Identify and copy all lines of the material where the string "água" is found.

---+---

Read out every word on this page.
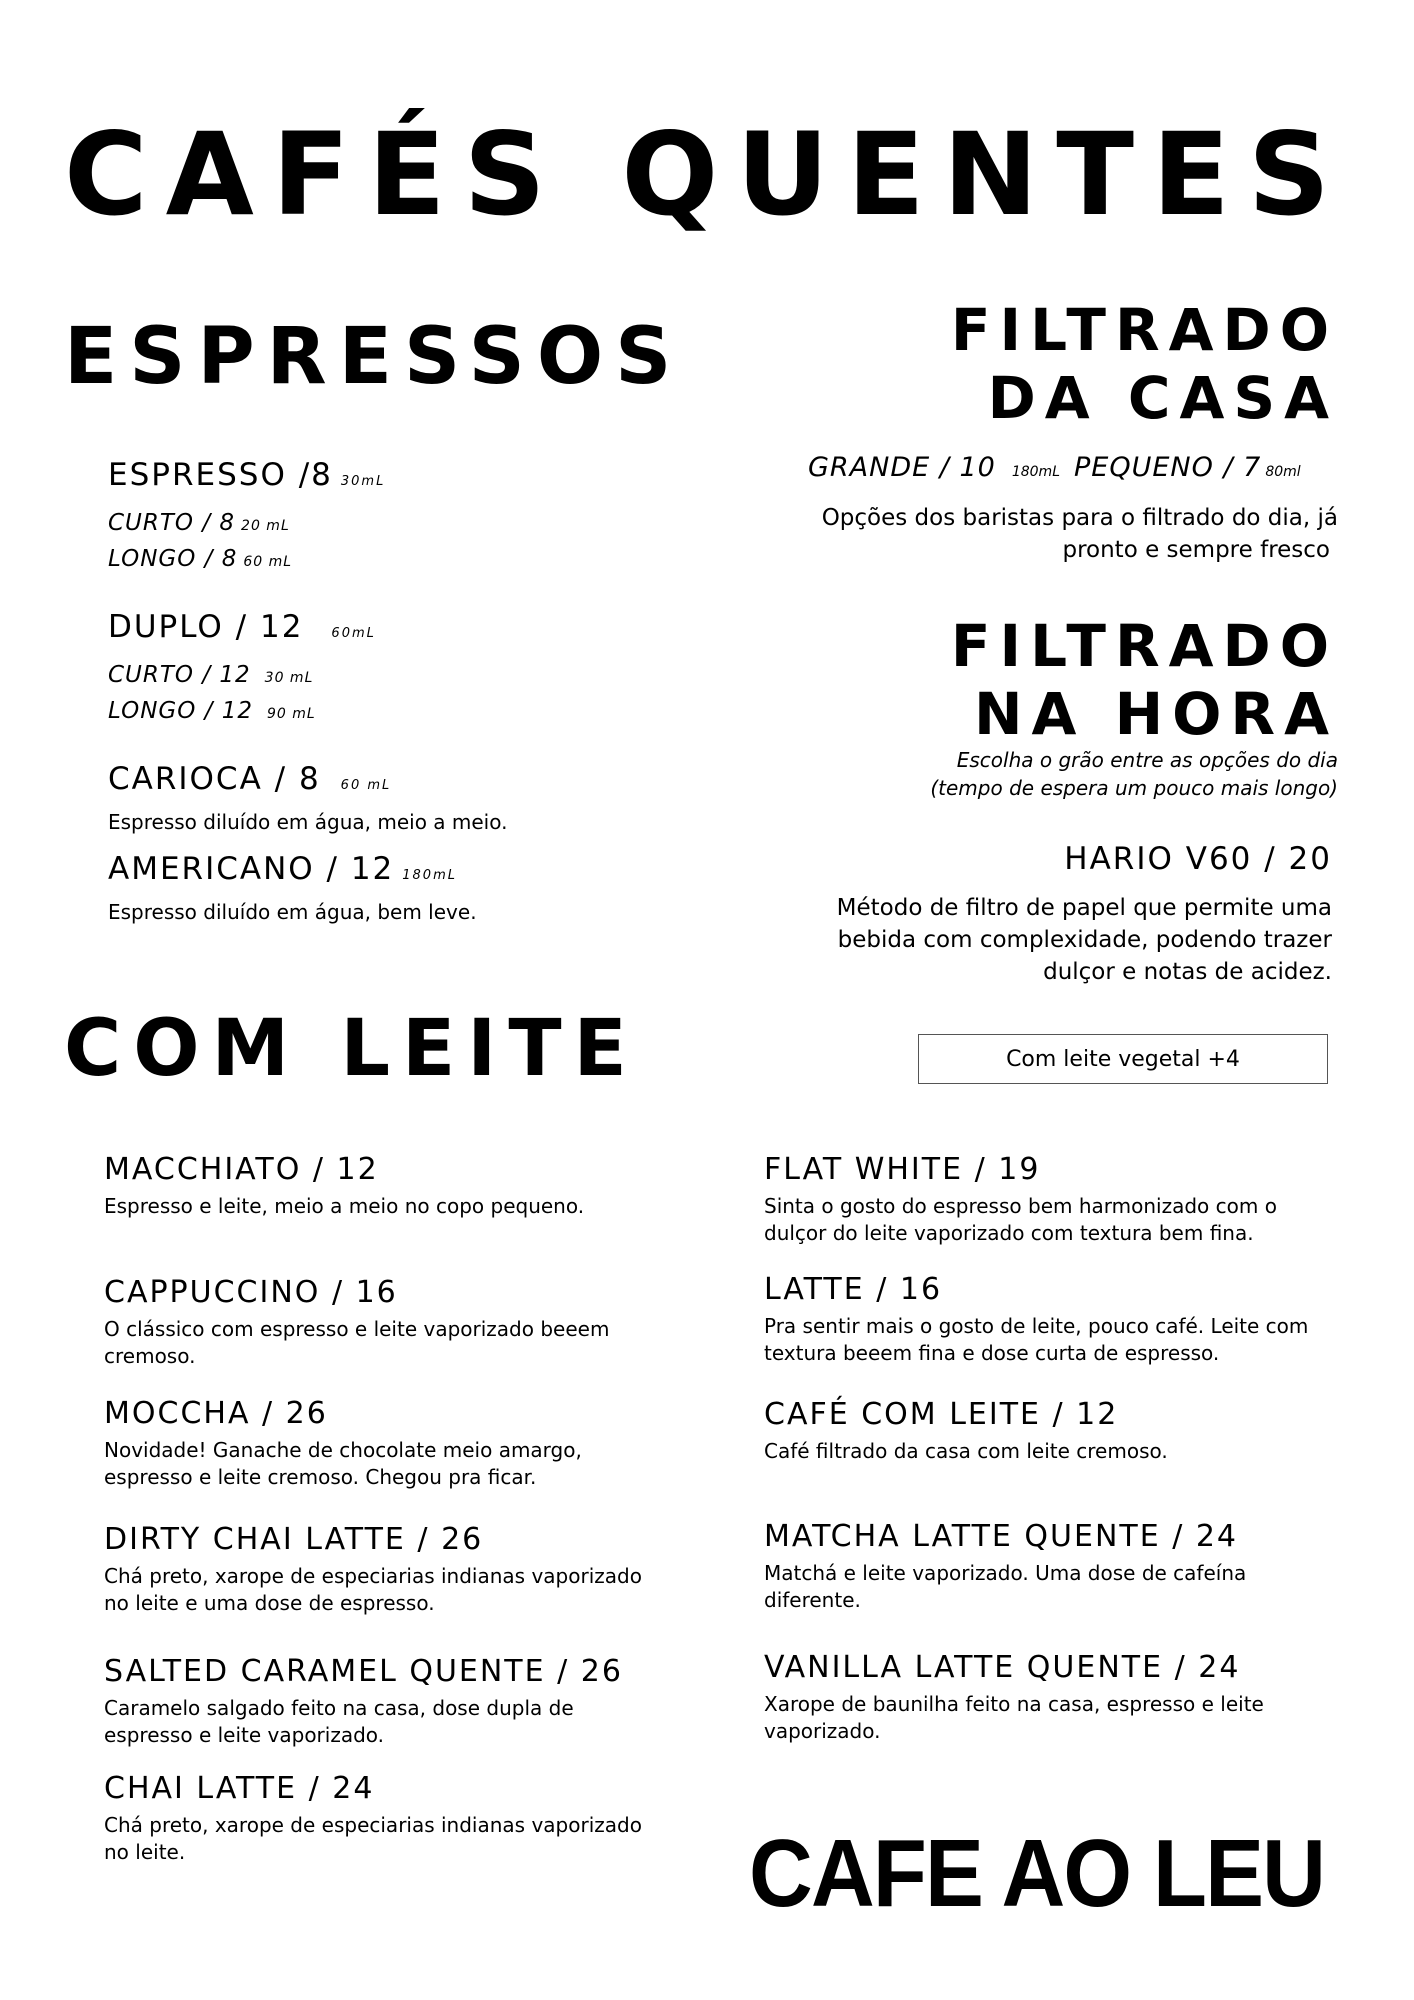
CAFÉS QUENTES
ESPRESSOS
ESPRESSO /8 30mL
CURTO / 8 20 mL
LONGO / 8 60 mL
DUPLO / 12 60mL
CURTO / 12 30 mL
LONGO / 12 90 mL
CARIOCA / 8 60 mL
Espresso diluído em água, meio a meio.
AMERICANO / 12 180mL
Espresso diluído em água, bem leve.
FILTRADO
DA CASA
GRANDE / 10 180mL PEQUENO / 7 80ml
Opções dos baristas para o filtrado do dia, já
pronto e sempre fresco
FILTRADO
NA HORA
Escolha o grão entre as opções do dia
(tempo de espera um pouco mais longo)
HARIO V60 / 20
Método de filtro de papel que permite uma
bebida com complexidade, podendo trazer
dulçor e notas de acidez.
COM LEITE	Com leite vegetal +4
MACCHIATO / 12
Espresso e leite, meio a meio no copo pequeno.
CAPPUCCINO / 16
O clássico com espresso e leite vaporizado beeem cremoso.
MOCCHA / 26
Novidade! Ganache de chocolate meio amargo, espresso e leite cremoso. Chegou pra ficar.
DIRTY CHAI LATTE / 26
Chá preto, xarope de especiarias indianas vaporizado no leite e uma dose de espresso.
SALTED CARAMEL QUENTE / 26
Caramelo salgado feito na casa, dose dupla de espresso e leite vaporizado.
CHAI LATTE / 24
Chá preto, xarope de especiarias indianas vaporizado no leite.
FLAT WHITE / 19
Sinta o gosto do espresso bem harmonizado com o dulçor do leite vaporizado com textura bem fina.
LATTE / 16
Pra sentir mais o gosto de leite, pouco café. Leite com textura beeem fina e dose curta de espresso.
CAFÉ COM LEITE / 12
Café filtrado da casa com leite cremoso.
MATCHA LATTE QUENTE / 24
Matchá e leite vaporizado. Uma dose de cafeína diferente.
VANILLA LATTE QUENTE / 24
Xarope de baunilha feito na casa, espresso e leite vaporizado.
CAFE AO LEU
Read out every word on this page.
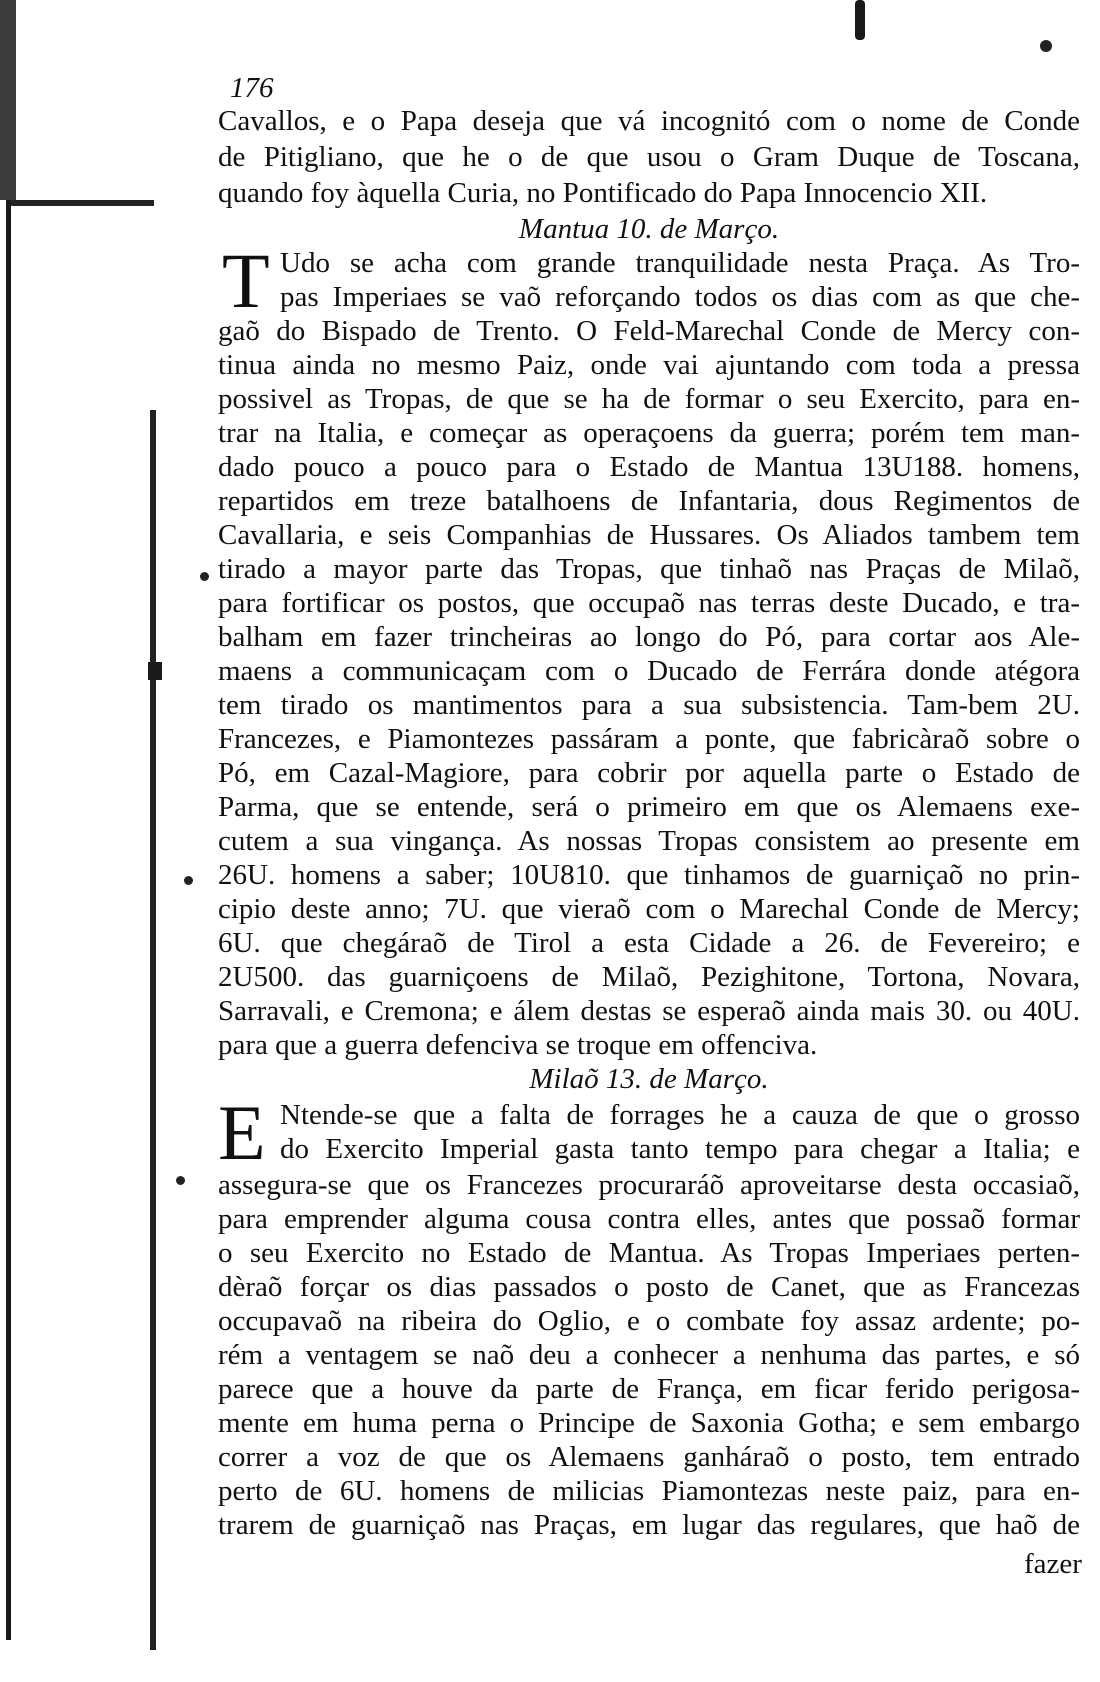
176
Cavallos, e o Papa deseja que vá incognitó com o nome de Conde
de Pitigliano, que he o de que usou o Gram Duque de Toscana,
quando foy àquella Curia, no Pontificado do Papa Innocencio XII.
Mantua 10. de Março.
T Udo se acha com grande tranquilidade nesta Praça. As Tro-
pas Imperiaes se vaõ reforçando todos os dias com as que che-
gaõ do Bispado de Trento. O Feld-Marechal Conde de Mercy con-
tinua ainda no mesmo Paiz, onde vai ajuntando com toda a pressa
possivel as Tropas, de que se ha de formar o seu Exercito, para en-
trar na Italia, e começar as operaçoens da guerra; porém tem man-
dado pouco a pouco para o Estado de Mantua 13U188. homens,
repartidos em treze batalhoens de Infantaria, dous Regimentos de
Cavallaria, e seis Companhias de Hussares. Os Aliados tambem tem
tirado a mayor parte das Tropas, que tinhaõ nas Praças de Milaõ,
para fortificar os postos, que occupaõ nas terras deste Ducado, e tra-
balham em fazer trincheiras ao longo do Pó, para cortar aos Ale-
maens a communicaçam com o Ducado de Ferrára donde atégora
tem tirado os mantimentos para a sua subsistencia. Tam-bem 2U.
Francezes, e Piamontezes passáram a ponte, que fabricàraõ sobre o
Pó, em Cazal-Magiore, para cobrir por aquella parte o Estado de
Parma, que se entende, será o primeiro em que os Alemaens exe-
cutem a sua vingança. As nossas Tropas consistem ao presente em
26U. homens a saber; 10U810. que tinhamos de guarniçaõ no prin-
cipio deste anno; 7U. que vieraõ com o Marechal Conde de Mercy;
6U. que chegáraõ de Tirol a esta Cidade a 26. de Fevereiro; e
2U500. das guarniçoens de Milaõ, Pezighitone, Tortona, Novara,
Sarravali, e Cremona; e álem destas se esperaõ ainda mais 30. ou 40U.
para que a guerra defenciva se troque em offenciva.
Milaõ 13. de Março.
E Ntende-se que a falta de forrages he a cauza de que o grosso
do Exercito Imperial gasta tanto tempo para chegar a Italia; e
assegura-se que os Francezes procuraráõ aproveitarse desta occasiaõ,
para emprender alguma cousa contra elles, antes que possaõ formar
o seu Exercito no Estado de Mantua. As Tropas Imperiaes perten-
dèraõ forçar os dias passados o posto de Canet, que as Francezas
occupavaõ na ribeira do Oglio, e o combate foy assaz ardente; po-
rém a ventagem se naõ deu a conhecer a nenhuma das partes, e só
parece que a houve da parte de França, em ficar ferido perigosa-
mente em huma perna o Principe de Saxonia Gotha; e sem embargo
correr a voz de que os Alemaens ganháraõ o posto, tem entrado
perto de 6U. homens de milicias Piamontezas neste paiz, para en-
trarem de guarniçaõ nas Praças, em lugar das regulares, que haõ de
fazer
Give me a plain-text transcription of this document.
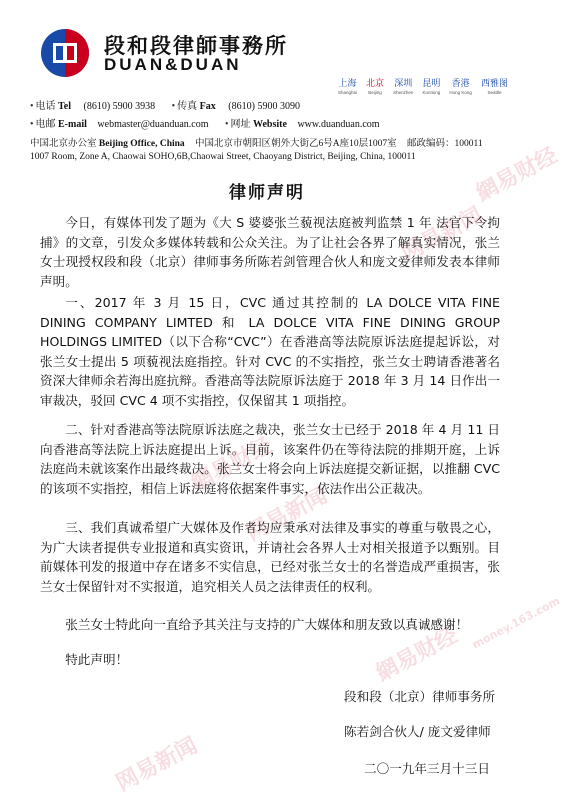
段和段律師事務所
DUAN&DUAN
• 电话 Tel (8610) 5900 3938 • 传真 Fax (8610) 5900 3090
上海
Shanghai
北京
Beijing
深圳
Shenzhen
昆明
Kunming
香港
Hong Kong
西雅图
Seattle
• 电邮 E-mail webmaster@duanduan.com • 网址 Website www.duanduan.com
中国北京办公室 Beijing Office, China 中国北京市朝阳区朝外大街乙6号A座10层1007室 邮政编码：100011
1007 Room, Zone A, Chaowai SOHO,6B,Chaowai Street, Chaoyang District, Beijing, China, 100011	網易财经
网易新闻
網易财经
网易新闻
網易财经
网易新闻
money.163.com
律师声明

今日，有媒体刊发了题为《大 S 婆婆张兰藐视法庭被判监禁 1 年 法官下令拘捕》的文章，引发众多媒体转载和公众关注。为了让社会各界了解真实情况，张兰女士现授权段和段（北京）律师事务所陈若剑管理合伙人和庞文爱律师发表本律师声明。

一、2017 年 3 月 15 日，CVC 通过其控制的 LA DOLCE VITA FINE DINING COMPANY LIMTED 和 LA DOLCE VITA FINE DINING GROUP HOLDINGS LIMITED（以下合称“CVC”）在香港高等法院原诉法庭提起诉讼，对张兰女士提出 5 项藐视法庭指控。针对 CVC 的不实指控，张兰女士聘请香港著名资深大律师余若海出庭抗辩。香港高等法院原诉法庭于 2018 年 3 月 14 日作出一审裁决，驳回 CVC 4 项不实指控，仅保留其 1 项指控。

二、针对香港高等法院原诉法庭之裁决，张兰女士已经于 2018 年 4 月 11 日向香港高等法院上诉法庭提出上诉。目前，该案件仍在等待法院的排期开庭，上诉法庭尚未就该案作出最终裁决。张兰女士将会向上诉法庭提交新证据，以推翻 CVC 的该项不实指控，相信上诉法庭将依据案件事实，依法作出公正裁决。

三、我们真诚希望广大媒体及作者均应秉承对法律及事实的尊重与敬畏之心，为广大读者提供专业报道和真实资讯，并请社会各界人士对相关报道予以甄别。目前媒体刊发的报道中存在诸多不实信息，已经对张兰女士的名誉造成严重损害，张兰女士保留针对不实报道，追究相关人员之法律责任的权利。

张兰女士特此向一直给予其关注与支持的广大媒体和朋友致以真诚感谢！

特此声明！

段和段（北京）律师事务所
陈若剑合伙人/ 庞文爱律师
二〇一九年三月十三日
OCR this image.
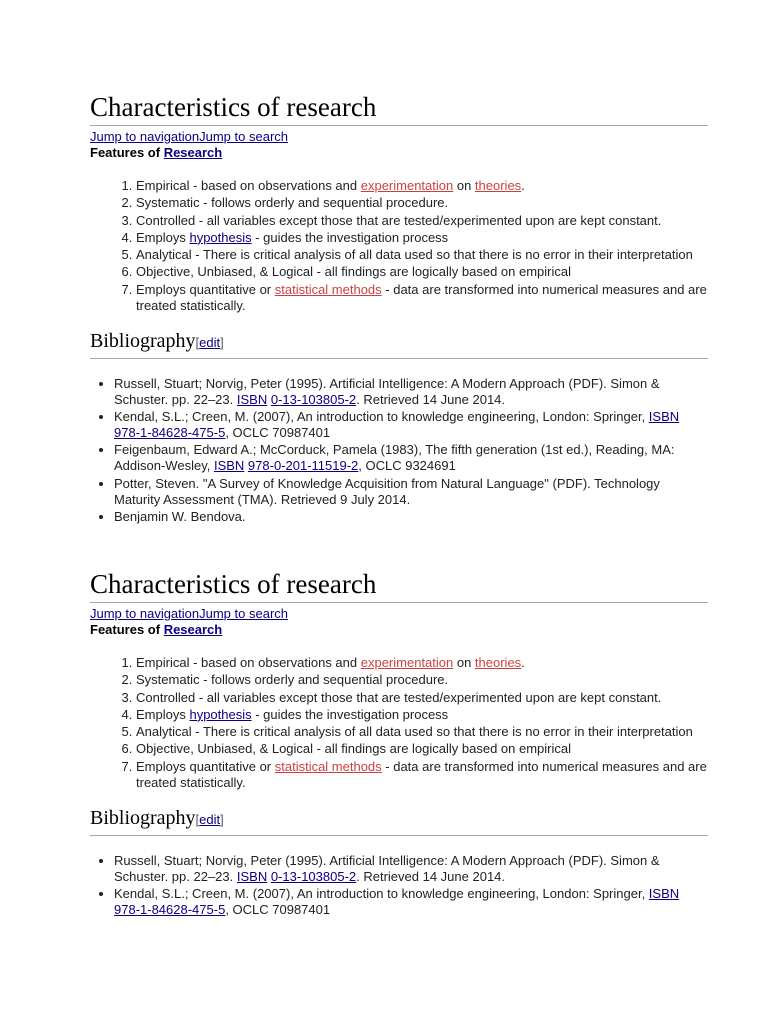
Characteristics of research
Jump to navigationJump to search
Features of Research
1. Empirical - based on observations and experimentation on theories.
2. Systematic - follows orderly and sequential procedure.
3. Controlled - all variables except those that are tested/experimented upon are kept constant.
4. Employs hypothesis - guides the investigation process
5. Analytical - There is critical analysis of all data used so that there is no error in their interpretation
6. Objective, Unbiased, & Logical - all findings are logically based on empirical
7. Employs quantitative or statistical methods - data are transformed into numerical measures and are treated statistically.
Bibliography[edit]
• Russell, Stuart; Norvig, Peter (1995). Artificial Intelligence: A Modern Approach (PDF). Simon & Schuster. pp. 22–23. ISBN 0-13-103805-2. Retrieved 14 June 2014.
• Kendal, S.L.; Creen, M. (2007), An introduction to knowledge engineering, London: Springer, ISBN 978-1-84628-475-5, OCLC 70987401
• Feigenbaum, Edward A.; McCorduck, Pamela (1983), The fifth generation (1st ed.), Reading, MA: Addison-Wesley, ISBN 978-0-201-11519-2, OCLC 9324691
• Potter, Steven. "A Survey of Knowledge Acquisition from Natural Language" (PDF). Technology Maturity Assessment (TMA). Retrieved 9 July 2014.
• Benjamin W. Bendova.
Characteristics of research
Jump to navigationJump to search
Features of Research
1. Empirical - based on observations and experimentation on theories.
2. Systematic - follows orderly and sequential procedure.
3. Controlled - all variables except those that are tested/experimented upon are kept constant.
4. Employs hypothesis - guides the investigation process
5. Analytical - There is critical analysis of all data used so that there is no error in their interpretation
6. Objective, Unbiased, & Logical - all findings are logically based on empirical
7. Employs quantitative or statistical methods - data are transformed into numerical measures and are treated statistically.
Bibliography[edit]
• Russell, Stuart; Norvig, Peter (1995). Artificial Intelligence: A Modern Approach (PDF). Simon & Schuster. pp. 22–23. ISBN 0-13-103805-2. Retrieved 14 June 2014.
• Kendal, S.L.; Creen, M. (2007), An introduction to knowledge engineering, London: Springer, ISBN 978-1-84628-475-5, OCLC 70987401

---+---

• [TASK RESPONSE]
Espresso diluído em água, meio a meio.
Espresso diluído em água, bem leve.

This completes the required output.